------ Exercise input ------
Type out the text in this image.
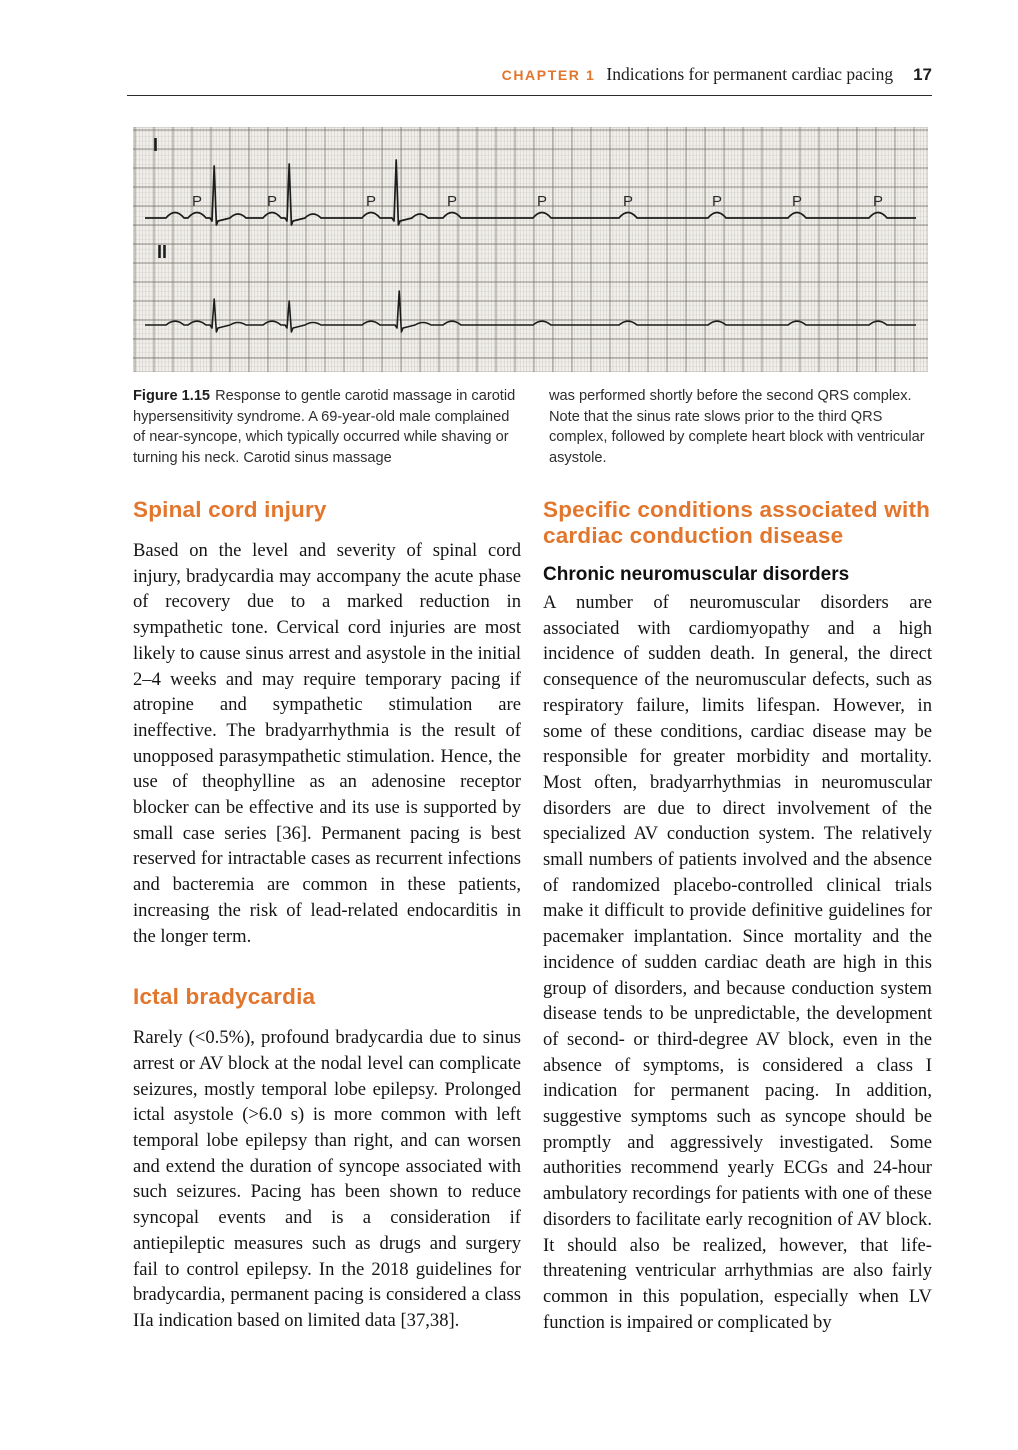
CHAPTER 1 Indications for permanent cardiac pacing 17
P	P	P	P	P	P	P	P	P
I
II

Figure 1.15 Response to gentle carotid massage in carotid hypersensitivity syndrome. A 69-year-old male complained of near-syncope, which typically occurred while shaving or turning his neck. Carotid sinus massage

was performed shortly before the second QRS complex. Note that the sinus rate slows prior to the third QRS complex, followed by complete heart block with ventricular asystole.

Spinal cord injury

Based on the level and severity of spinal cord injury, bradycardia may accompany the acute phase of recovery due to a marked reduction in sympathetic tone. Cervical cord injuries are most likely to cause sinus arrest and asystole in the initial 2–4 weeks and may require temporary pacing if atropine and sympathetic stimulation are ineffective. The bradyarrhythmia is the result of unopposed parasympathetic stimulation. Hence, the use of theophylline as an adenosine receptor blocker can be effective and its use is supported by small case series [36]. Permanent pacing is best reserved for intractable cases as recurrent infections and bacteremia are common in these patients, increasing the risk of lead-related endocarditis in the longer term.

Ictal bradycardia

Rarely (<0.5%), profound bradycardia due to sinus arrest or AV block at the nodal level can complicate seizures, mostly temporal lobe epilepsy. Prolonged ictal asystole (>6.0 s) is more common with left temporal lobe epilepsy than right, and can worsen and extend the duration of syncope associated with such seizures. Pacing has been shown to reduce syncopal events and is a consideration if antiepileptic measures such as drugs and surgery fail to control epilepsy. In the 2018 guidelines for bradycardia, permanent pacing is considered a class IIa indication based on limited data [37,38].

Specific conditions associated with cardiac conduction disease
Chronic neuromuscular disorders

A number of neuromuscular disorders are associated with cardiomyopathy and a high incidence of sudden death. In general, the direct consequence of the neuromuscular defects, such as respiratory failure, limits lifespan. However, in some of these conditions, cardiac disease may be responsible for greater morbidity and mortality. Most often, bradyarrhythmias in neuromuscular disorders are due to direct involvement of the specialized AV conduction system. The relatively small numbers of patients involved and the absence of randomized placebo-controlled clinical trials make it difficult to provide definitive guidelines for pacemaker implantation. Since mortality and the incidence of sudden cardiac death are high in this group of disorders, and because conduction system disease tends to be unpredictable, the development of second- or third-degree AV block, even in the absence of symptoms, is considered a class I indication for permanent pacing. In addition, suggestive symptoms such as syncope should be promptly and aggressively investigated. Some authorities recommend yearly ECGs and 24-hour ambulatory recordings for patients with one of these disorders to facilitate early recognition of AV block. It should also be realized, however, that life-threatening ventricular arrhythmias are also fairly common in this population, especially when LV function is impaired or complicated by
------
------ Exercise input ------
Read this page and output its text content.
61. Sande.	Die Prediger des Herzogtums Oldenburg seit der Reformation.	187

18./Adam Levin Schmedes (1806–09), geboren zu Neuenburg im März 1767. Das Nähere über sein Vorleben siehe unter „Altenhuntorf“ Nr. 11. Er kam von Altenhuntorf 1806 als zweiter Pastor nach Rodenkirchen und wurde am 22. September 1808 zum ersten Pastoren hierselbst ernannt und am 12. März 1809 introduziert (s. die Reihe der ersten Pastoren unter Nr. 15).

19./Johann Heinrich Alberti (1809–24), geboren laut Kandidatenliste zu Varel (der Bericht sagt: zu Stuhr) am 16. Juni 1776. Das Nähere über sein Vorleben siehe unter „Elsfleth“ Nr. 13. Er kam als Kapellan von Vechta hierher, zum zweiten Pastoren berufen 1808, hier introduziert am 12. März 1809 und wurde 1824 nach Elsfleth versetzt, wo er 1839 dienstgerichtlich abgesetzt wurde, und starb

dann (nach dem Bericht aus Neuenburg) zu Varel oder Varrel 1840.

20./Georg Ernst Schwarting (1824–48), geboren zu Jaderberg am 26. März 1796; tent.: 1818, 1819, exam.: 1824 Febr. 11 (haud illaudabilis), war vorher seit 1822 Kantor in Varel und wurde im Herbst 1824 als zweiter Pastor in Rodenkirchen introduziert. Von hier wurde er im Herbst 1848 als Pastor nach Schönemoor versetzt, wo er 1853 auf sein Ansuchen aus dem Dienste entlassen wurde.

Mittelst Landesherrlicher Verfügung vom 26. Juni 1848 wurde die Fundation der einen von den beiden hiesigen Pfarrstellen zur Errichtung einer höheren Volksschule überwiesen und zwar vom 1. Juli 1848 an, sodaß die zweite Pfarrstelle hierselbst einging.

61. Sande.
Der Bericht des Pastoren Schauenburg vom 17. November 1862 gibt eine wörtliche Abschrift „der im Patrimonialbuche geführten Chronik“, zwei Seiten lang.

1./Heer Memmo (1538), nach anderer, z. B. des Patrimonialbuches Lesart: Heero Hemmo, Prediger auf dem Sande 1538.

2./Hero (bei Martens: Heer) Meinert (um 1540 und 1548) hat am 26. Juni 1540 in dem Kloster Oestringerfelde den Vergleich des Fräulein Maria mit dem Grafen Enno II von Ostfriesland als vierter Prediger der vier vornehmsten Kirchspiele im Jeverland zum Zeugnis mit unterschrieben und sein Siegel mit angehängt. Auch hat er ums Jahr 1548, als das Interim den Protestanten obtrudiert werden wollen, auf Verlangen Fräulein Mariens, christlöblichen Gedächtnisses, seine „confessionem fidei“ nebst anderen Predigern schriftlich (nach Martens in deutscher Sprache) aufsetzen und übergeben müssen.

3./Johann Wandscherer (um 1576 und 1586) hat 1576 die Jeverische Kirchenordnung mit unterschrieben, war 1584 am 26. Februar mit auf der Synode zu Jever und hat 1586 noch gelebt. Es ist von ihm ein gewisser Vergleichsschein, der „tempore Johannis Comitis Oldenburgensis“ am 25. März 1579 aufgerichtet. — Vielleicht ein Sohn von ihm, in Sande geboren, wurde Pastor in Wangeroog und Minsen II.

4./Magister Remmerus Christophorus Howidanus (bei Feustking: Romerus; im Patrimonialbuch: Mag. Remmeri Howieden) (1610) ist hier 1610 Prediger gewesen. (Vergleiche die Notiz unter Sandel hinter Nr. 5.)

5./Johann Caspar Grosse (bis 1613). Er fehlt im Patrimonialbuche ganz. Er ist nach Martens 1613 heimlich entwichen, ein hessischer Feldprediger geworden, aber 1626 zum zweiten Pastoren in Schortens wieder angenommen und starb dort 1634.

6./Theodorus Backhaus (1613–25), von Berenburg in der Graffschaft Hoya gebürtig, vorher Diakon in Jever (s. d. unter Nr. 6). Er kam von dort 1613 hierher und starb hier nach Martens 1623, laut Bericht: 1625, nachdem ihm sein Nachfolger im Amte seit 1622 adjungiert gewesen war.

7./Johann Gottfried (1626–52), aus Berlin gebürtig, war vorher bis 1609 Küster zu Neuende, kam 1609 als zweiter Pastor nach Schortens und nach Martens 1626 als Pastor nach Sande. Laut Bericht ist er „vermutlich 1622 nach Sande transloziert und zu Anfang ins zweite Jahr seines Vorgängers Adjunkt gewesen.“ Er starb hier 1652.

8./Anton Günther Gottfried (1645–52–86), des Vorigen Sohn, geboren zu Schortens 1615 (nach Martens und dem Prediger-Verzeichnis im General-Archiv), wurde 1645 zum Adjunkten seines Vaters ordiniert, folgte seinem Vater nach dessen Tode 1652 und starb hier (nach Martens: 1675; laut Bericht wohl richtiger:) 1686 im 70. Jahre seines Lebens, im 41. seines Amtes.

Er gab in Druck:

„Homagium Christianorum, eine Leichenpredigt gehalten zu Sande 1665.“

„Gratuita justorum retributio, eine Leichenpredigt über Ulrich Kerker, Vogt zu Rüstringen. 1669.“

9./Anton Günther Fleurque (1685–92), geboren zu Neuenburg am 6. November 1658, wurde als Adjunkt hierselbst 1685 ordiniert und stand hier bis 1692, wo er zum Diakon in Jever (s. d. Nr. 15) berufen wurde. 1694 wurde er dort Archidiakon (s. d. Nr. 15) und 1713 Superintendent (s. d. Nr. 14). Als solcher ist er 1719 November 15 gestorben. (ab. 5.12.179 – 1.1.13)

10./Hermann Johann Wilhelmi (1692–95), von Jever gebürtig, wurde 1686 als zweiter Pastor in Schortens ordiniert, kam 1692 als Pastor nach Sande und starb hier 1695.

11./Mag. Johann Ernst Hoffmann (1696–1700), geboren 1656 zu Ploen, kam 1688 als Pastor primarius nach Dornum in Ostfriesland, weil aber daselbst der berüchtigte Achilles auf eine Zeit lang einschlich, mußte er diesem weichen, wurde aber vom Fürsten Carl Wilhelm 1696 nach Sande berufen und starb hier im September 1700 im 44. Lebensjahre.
------
------ Exercise input ------
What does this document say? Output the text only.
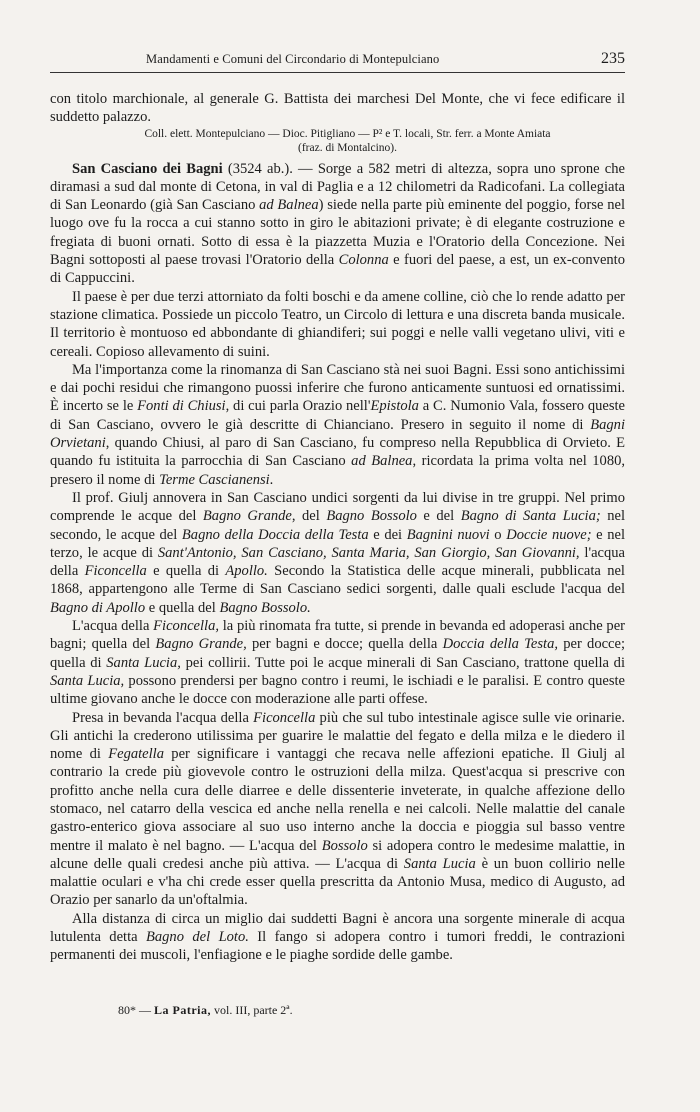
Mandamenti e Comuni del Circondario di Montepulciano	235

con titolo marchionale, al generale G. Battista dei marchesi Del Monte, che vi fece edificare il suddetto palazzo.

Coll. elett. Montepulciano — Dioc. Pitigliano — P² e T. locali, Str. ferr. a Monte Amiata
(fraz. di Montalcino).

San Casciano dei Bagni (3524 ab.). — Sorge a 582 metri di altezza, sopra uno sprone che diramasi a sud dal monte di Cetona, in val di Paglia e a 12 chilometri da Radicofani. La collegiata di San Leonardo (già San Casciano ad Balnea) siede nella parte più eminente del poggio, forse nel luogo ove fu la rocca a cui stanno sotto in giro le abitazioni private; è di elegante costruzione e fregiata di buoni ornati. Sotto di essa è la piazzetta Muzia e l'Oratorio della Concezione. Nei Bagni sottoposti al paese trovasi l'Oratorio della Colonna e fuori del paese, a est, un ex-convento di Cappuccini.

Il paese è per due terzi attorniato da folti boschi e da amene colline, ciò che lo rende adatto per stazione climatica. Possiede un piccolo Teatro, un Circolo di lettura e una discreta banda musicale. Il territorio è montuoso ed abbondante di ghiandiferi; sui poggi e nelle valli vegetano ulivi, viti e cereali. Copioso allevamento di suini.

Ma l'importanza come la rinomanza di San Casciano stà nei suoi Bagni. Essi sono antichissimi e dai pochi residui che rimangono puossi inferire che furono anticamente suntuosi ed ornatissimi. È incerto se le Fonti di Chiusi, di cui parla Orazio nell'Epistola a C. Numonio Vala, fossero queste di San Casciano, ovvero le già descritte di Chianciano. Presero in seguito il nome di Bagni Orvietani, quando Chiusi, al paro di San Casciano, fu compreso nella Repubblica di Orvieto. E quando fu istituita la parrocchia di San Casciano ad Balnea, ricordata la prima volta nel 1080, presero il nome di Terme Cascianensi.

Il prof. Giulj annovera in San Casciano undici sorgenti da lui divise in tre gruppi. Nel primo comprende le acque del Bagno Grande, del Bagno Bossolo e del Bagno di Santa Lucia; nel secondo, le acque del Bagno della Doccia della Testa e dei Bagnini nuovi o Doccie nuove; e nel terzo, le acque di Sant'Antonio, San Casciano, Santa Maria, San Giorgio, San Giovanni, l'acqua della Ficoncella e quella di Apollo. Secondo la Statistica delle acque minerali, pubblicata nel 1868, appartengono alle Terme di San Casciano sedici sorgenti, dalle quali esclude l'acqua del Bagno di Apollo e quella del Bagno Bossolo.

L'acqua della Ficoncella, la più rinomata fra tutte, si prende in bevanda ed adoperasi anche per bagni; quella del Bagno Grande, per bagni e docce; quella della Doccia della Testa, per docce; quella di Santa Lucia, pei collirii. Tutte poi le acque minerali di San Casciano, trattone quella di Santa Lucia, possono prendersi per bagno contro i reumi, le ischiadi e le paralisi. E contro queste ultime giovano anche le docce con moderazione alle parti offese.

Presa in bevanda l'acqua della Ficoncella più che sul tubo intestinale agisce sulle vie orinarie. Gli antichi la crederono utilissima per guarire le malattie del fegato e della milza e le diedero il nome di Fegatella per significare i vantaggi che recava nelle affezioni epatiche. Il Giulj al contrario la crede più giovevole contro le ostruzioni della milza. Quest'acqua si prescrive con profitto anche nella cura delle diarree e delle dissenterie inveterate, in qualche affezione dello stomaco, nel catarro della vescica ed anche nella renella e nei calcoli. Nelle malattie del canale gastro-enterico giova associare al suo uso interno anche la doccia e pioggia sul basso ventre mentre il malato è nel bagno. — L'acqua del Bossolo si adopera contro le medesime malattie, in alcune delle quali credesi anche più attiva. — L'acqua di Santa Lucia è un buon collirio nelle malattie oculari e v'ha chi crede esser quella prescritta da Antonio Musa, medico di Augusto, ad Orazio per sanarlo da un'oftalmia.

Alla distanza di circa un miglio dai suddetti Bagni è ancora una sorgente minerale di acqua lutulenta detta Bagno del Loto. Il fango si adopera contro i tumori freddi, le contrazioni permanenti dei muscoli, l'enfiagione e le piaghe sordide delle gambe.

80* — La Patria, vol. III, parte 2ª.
------
What to do
Every line above that includes the word "Leichenpredigt" should be listed.

Solved exercise
„Homagium Christianorum, eine Leichenpredigt gehalten zu Sande 1665.“
„Gratuita justorum retributio, eine Leichenpredigt über Ulrich Kerker, Vogt zu Rüstringen. 1669.“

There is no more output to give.